** START Given data **

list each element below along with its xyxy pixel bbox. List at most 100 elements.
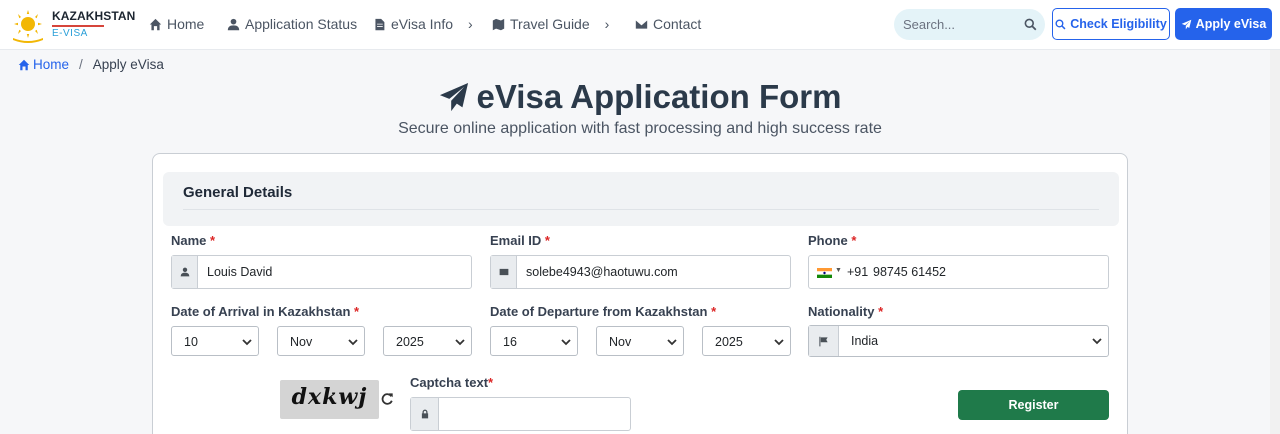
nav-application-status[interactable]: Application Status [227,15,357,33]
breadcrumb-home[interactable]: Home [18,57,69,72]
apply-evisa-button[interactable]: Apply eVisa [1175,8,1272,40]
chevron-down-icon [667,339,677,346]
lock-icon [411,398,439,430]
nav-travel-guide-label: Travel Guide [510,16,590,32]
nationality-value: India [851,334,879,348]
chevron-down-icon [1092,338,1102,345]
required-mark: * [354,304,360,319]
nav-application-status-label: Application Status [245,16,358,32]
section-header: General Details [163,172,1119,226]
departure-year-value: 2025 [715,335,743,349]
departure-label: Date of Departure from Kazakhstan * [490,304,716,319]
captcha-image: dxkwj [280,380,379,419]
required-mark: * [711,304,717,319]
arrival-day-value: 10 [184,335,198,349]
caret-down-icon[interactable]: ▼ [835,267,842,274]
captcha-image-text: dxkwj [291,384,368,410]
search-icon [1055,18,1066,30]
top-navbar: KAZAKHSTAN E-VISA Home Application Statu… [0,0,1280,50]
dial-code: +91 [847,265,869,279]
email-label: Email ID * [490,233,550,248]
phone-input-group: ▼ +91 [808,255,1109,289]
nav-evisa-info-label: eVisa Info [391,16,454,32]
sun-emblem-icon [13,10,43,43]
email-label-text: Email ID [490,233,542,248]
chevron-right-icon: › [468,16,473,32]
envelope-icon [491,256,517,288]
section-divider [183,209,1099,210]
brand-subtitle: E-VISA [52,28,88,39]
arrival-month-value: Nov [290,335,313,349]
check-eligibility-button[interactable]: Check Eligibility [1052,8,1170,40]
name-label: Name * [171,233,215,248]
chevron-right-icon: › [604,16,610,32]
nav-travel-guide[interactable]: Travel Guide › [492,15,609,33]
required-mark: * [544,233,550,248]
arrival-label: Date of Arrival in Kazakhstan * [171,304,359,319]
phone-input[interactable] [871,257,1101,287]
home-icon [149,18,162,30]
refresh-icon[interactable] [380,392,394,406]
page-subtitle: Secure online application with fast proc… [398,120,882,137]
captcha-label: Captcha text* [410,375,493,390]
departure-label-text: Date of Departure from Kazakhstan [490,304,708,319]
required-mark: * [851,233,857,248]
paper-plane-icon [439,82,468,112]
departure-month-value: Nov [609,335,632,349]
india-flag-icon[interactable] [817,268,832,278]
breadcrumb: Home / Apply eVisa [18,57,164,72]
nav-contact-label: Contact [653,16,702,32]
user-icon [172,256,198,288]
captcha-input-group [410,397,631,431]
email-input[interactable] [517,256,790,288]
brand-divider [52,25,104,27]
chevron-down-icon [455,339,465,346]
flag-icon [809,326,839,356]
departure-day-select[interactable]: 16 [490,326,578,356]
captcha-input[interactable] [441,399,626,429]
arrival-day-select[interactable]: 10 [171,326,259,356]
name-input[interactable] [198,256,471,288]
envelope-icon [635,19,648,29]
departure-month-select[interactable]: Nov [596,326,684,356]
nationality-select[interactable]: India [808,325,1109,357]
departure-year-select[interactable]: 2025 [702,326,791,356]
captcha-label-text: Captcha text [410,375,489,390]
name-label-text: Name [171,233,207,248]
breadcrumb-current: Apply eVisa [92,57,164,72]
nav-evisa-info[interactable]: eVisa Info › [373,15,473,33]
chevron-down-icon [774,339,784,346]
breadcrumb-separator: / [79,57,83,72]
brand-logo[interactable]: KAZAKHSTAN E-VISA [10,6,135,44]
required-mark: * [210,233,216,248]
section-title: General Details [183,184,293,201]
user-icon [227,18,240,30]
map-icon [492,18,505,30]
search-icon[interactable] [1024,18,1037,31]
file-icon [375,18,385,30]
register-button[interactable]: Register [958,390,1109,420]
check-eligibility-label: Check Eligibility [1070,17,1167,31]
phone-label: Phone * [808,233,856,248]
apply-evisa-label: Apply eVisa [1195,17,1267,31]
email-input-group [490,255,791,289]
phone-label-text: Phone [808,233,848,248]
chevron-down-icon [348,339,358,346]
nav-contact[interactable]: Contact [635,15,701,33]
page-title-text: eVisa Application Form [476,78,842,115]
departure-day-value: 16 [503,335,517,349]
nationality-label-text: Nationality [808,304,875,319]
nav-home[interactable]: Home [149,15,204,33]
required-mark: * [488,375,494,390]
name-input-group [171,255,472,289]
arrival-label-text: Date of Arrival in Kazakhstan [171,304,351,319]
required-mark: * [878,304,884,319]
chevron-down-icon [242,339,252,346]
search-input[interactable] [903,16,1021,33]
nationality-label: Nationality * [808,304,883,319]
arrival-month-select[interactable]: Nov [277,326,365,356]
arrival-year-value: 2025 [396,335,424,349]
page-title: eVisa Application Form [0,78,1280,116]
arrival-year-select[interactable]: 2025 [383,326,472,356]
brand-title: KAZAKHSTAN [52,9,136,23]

** END Given data **

Rewrite the items above, changing "Date of Departure" to "Date of Exit" wherever it appears and keeping everything else unchanged. Omit the pictures from your answer.

Result of this task
list each element below along with its xyxy pixel bbox. List at most 100 elements.
nav-application-status[interactable]: Application Status [227,15,357,33]
breadcrumb-home[interactable]: Home [18,57,69,72]
apply-evisa-button[interactable]: Apply eVisa [1175,8,1272,40]
chevron-down-icon [667,339,677,346]
lock-icon [411,398,439,430]
nav-travel-guide-label: Travel Guide [510,16,590,32]
nationality-value: India [851,334,879,348]
chevron-down-icon [1092,338,1102,345]
required-mark: * [354,304,360,319]
nav-application-status-label: Application Status [245,16,358,32]
section-header: General Details [163,172,1119,226]
departure-year-value: 2025 [715,335,743,349]
departure-label: Date of Exit from Kazakhstan * [490,304,716,319]
captcha-image: dxkwj [280,380,379,419]
required-mark: * [711,304,717,319]
arrival-day-value: 10 [184,335,198,349]
caret-down-icon[interactable]: ▼ [835,267,842,274]
captcha-image-text: dxkwj [291,384,368,410]
search-icon [1055,18,1066,30]
top-navbar: KAZAKHSTAN E-VISA Home Application Statu… [0,0,1280,50]
dial-code: +91 [847,265,869,279]
email-label: Email ID * [490,233,550,248]
phone-input-group: ▼ +91 [808,255,1109,289]
nav-evisa-info-label: eVisa Info [391,16,454,32]
sun-emblem-icon [13,10,43,43]
email-label-text: Email ID [490,233,542,248]
chevron-right-icon: › [468,16,473,32]
envelope-icon [491,256,517,288]
section-divider [183,209,1099,210]
brand-subtitle: E-VISA [52,28,88,39]
arrival-month-value: Nov [290,335,313,349]
check-eligibility-button[interactable]: Check Eligibility [1052,8,1170,40]
name-label: Name * [171,233,215,248]
chevron-right-icon: › [604,16,610,32]
nav-travel-guide[interactable]: Travel Guide › [492,15,609,33]
required-mark: * [544,233,550,248]
arrival-label: Date of Arrival in Kazakhstan * [171,304,359,319]
phone-input[interactable] [871,257,1101,287]
home-icon [149,18,162,30]
refresh-icon[interactable] [380,392,394,406]
page-subtitle: Secure online application with fast proc… [398,120,882,137]
captcha-label: Captcha text* [410,375,493,390]
departure-label-text: Date of Exit from Kazakhstan [490,304,708,319]
required-mark: * [851,233,857,248]
paper-plane-icon [439,82,468,112]
departure-month-value: Nov [609,335,632,349]
india-flag-icon[interactable] [817,268,832,278]
breadcrumb: Home / Apply eVisa [18,57,164,72]
nav-contact-label: Contact [653,16,702,32]
user-icon [172,256,198,288]
captcha-input-group [410,397,631,431]
email-input[interactable] [517,256,790,288]
brand-divider [52,25,104,27]
chevron-down-icon [455,339,465,346]
flag-icon [809,326,839,356]
departure-day-select[interactable]: 16 [490,326,578,356]
captcha-input[interactable] [441,399,626,429]
arrival-day-select[interactable]: 10 [171,326,259,356]
name-input[interactable] [198,256,471,288]
envelope-icon [635,19,648,29]
departure-month-select[interactable]: Nov [596,326,684,356]
nationality-select[interactable]: India [808,325,1109,357]
departure-year-select[interactable]: 2025 [702,326,791,356]
captcha-label-text: Captcha text [410,375,489,390]
name-label-text: Name [171,233,207,248]
breadcrumb-current: Apply eVisa [92,57,164,72]
nav-evisa-info[interactable]: eVisa Info › [373,15,473,33]
chevron-down-icon [774,339,784,346]
breadcrumb-separator: / [79,57,83,72]
brand-logo[interactable]: KAZAKHSTAN E-VISA [10,6,135,44]
required-mark: * [210,233,216,248]
section-title: General Details [183,184,293,201]
user-icon [227,18,240,30]
map-icon [492,18,505,30]
search-icon[interactable] [1024,18,1037,31]
file-icon [375,18,385,30]
register-button[interactable]: Register [958,390,1109,420]
check-eligibility-label: Check Eligibility [1070,17,1167,31]
phone-label: Phone * [808,233,856,248]
apply-evisa-label: Apply eVisa [1195,17,1267,31]
email-input-group [490,255,791,289]
phone-label-text: Phone [808,233,848,248]
chevron-down-icon [348,339,358,346]
nav-contact[interactable]: Contact [635,15,701,33]
page-title-text: eVisa Application Form [476,78,842,115]
departure-day-value: 16 [503,335,517,349]
nationality-label-text: Nationality [808,304,875,319]
nav-home[interactable]: Home [149,15,204,33]
required-mark: * [488,375,494,390]
name-input-group [171,255,472,289]
arrival-label-text: Date of Arrival in Kazakhstan [171,304,351,319]
required-mark: * [878,304,884,319]
chevron-down-icon [242,339,252,346]
search-input[interactable] [903,16,1021,33]
nationality-label: Nationality * [808,304,883,319]
arrival-month-select[interactable]: Nov [277,326,365,356]
arrival-year-value: 2025 [396,335,424,349]
page-title: eVisa Application Form [0,78,1280,116]
arrival-year-select[interactable]: 2025 [383,326,472,356]
brand-title: KAZAKHSTAN [52,9,136,23]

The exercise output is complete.